→ **Provided data**:
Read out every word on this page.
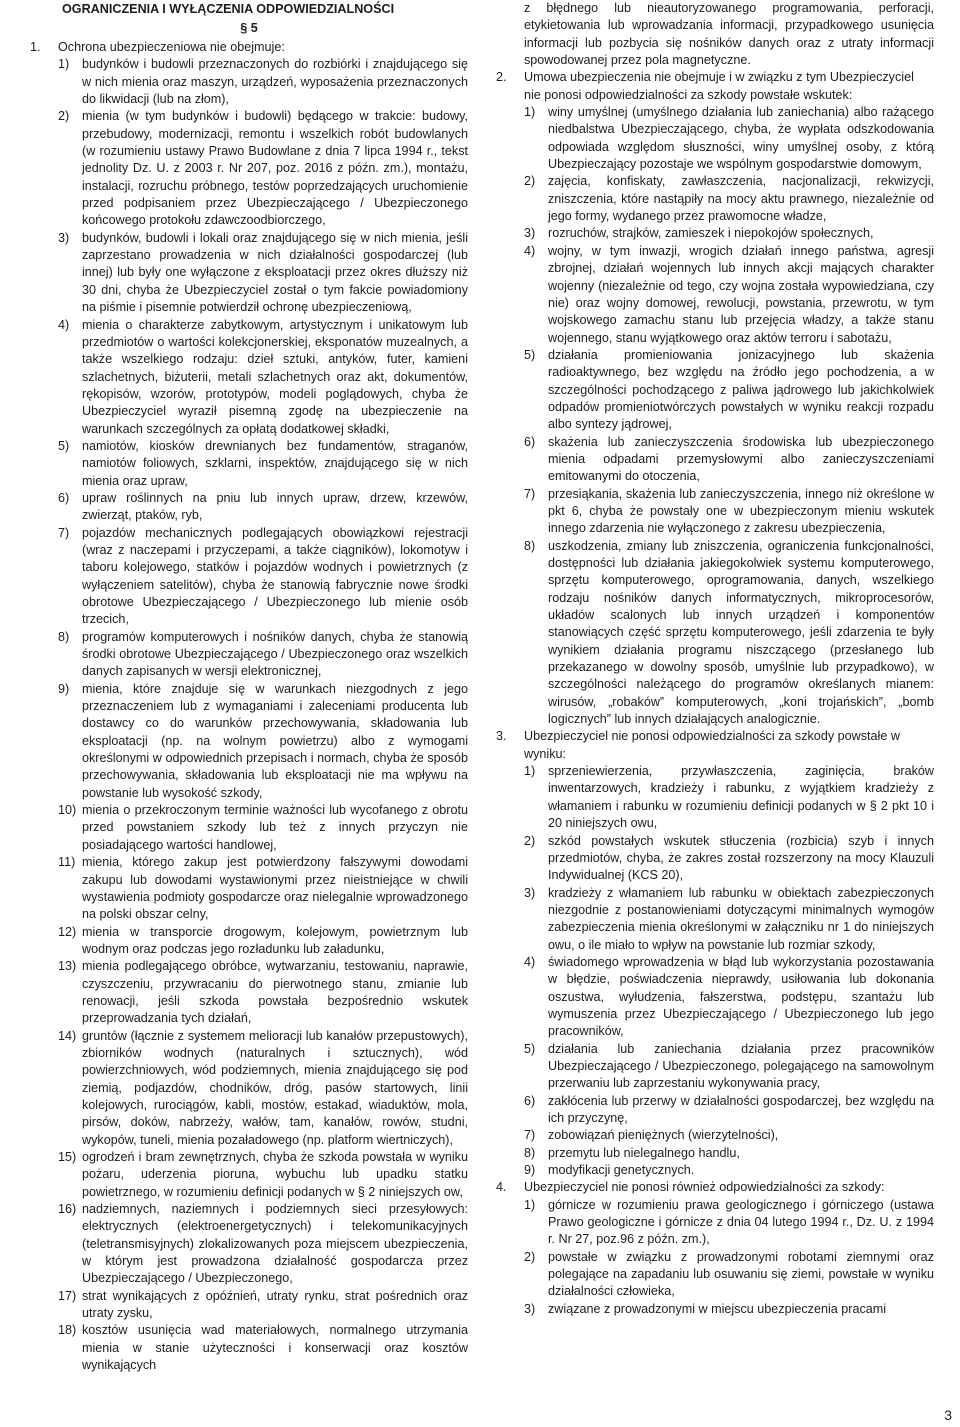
OGRANICZENIA I WYŁĄCZENIA ODPOWIEDZIALNOŚCI
§ 5
1.	Ochrona ubezpieczeniowa nie obejmuje:
1)	budynków i budowli przeznaczonych do rozbiórki i znajdującego się w nich mienia oraz maszyn, urządzeń, wyposażenia przeznaczonych do likwidacji (lub na złom),
2)	mienia (w tym budynków i budowli) będącego w trakcie: budowy, przebudowy, modernizacji, remontu i wszelkich robót budowlanych (w rozumieniu ustawy Prawo Budowlane z dnia 7 lipca 1994 r., tekst jednolity Dz. U. z 2003 r. Nr 207, poz. 2016 z późn. zm.), montażu, instalacji, rozruchu próbnego, testów poprzedzających uruchomienie przed podpisaniem przez Ubezpieczającego / Ubezpieczonego końcowego protokołu zdawczoodbiorczego,
3)	budynków, budowli i lokali oraz znajdującego się w nich mienia, jeśli zaprzestano prowadzenia w nich działalności gospodarczej (lub innej) lub były one wyłączone z eksploatacji przez okres dłuższy niż 30 dni, chyba że Ubezpieczyciel został o tym fakcie powiadomiony na piśmie i pisemnie potwierdził ochronę ubezpieczeniową,
4)	mienia o charakterze zabytkowym, artystycznym i unikatowym lub przedmiotów o wartości kolekcjonerskiej, eksponatów muzealnych, a także wszelkiego rodzaju: dzieł sztuki, antyków, futer, kamieni szlachetnych, biżuterii, metali szlachetnych oraz akt, dokumentów, rękopisów, wzorów, prototypów, modeli poglądowych, chyba że Ubezpieczyciel wyraził pisemną zgodę na ubezpieczenie na warunkach szczególnych za opłatą dodatkowej składki,
5)	namiotów, kiosków drewnianych bez fundamentów, straganów, namiotów foliowych, szklarni, inspektów, znajdującego się w nich mienia oraz upraw,
6)	upraw roślinnych na pniu lub innych upraw, drzew, krzewów, zwierząt, ptaków, ryb,
7)	pojazdów mechanicznych podlegających obowiązkowi rejestracji (wraz z naczepami i przyczepami, a także ciągników), lokomotyw i taboru kolejowego, statków i pojazdów wodnych i powietrznych (z wyłączeniem satelitów), chyba że stanowią fabrycznie nowe środki obrotowe Ubezpieczającego / Ubezpieczonego lub mienie osób trzecich,
8)	programów komputerowych i nośników danych, chyba że stanowią środki obrotowe Ubezpieczającego / Ubezpieczonego oraz wszelkich danych zapisanych w wersji elektronicznej,
9)	mienia, które znajduje się w warunkach niezgodnych z jego przeznaczeniem lub z wymaganiami i zaleceniami producenta lub dostawcy co do warunków przechowywania, składowania lub eksploatacji (np. na wolnym powietrzu) albo z wymogami określonymi w odpowiednich przepisach i normach, chyba że sposób przechowywania, składowania lub eksploatacji nie ma wpływu na powstanie lub wysokość szkody,
10) mienia o przekroczonym terminie ważności lub wycofanego z obrotu przed powstaniem szkody lub też z innych przyczyn nie posiadającego wartości handlowej,
11) mienia, którego zakup jest potwierdzony fałszywymi dowodami zakupu lub dowodami wystawionymi przez nieistniejące w chwili wystawienia podmioty gospodarcze oraz nielegalnie wprowadzonego na polski obszar celny,
12) mienia w transporcie drogowym, kolejowym, powietrznym lub wodnym oraz podczas jego rozładunku lub załadunku,
13) mienia podlegającego obróbce, wytwarzaniu, testowaniu, naprawie, czyszczeniu, przywracaniu do pierwotnego stanu, zmianie lub renowacji, jeśli szkoda powstała bezpośrednio wskutek przeprowadzania tych działań,
14) gruntów (łącznie z systemem melioracji lub kanałów przepustowych), zbiorników wodnych (naturalnych i sztucznych), wód powierzchniowych, wód podziemnych, mienia znajdującego się pod ziemią, podjazdów, chodników, dróg, pasów startowych, linii kolejowych, rurociągów, kabli, mostów, estakad, wiaduktów, mola, pirsów, doków, nabrzeży, wałów, tam, kanałów, rowów, studni, wykopów, tuneli, mienia pozaładowego (np. platform wiertniczych),
15) ogrodzeń i bram zewnętrznych, chyba że szkoda powstała w wyniku pożaru, uderzenia pioruna, wybuchu lub upadku statku powietrznego, w rozumieniu definicji podanych w § 2 niniejszych ow,
16) nadziemnych, naziemnych i podziemnych sieci przesyłowych: elektrycznych (elektroenergetycznych) i telekomunikacyjnych (teletransmisyjnych) zlokalizowanych poza miejscem ubezpieczenia, w którym jest prowadzona działalność gospodarcza przez Ubezpieczającego / Ubezpieczonego,
17) strat wynikających z opóźnień, utraty rynku, strat pośrednich oraz utraty zysku,
18) kosztów usunięcia wad materiałowych, normalnego utrzymania mienia w stanie użyteczności i konserwacji oraz kosztów wynikających
z błędnego lub nieautoryzowanego programowania, perforacji, etykietowania lub wprowadzania informacji, przypadkowego usunięcia informacji lub pozbycia się nośników danych oraz z utraty informacji spowodowanej przez pola magnetyczne.
2.	Umowa ubezpieczenia nie obejmuje i w związku z tym Ubezpieczyciel nie ponosi odpowiedzialności za szkody powstałe wskutek:
1)	winy umyślnej (umyślnego działania lub zaniechania) albo rażącego niedbalstwa Ubezpieczającego, chyba, że wypłata odszkodowania odpowiada względom słuszności, winy umyślnej osoby, z którą Ubezpieczający pozostaje we wspólnym gospodarstwie domowym,
2)	zajęcia, konfiskaty, zawłaszczenia, nacjonalizacji, rekwizycji, zniszczenia, które nastąpiły na mocy aktu prawnego, niezależnie od jego formy, wydanego przez prawomocne władze,
3)	rozruchów, strajków, zamieszek i niepokojów społecznych,
4)	wojny, w tym inwazji, wrogich działań innego państwa, agresji zbrojnej, działań wojennych lub innych akcji mających charakter wojenny (niezależnie od tego, czy wojna została wypowiedziana, czy nie) oraz wojny domowej, rewolucji, powstania, przewrotu, w tym wojskowego zamachu stanu lub przejęcia władzy, a także stanu wojennego, stanu wyjątkowego oraz aktów terroru i sabotażu,
5)	działania promieniowania jonizacyjnego lub skażenia radioaktywnego, bez względu na źródło jego pochodzenia, a w szczególności pochodzącego z paliwa jądrowego lub jakichkolwiek odpadów promieniotwórczych powstałych w wyniku reakcji rozpadu albo syntezy jądrowej,
6)	skażenia lub zanieczyszczenia środowiska lub ubezpieczonego mienia odpadami przemysłowymi albo zanieczyszczeniami emitowanymi do otoczenia,
7)	przesiąkania, skażenia lub zanieczyszczenia, innego niż określone w pkt 6, chyba że powstały one w ubezpieczonym mieniu wskutek innego zdarzenia nie wyłączonego z zakresu ubezpieczenia,
8)	uszkodzenia, zmiany lub zniszczenia, ograniczenia funkcjonalności, dostępności lub działania jakiegokolwiek systemu komputerowego, sprzętu komputerowego, oprogramowania, danych, wszelkiego rodzaju nośników danych informatycznych, mikroprocesorów, układów scalonych lub innych urządzeń i komponentów stanowiących część sprzętu komputerowego, jeśli zdarzenia te były wynikiem działania programu niszczącego (przesłanego lub przekazanego w dowolny sposób, umyślnie lub przypadkowo), w szczególności należącego do programów określanych mianem: wirusów, „robaków” komputerowych, „koni trojańskich”, „bomb logicznych” lub innych działających analogicznie.
3.	Ubezpieczyciel nie ponosi odpowiedzialności za szkody powstałe w wyniku:
1)	sprzeniewierzenia, przywłaszczenia, zaginięcia, braków inwentarzowych, kradzieży i rabunku, z wyjątkiem kradzieży z włamaniem i rabunku w rozumieniu definicji podanych w § 2 pkt 10 i 20 niniejszych owu,
2)	szkód powstałych wskutek stłuczenia (rozbicia) szyb i innych przedmiotów, chyba, że zakres został rozszerzony na mocy Klauzuli Indywidualnej (KCS 20),
3)	kradzieży z włamaniem lub rabunku w obiektach zabezpieczonych niezgodnie z postanowieniami dotyczącymi minimalnych wymogów zabezpieczenia mienia określonymi w załączniku nr 1 do niniejszych owu, o ile miało to wpływ na powstanie lub rozmiar szkody,
4)	świadomego wprowadzenia w błąd lub wykorzystania pozostawania w błędzie, poświadczenia nieprawdy, usiłowania lub dokonania oszustwa, wyłudzenia, fałszerstwa, podstępu, szantażu lub wymuszenia przez Ubezpieczającego / Ubezpieczonego lub jego pracowników,
5)	działania lub zaniechania działania przez pracowników Ubezpieczającego / Ubezpieczonego, polegającego na samowolnym przerwaniu lub zaprzestaniu wykonywania pracy,
6)	zakłócenia lub przerwy w działalności gospodarczej, bez względu na ich przyczynę,
7)	zobowiązań pieniężnych (wierzytelności),
8)	przemytu lub nielegalnego handlu,
9)	modyfikacji genetycznych.
4.	Ubezpieczyciel nie ponosi również odpowiedzialności za szkody:
1)	górnicze w rozumieniu prawa geologicznego i górniczego (ustawa Prawo geologiczne i górnicze z dnia 04 lutego 1994 r., Dz. U. z 1994 r. Nr 27, poz.96 z późn. zm.),
2)	powstałe w związku z prowadzonymi robotami ziemnymi oraz polegające na zapadaniu lub osuwaniu się ziemi, powstałe w wyniku działalności człowieka,
3)	związane z prowadzonymi w miejscu ubezpieczenia pracami
3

→ **Problem to solve**:
Go through the entries and return each line where the word "mocy" appears.

→ **Worked answer**:
2)	zajęcia, konfiskaty, zawłaszczenia, nacjonalizacji, rekwizycji, zniszczenia, które nastąpiły na mocy aktu prawnego, niezależnie od jego formy, wydanego przez prawomocne władze,
2)	szkód powstałych wskutek stłuczenia (rozbicia) szyb i innych przedmiotów, chyba, że zakres został rozszerzony na mocy Klauzuli Indywidualnej (KCS 20),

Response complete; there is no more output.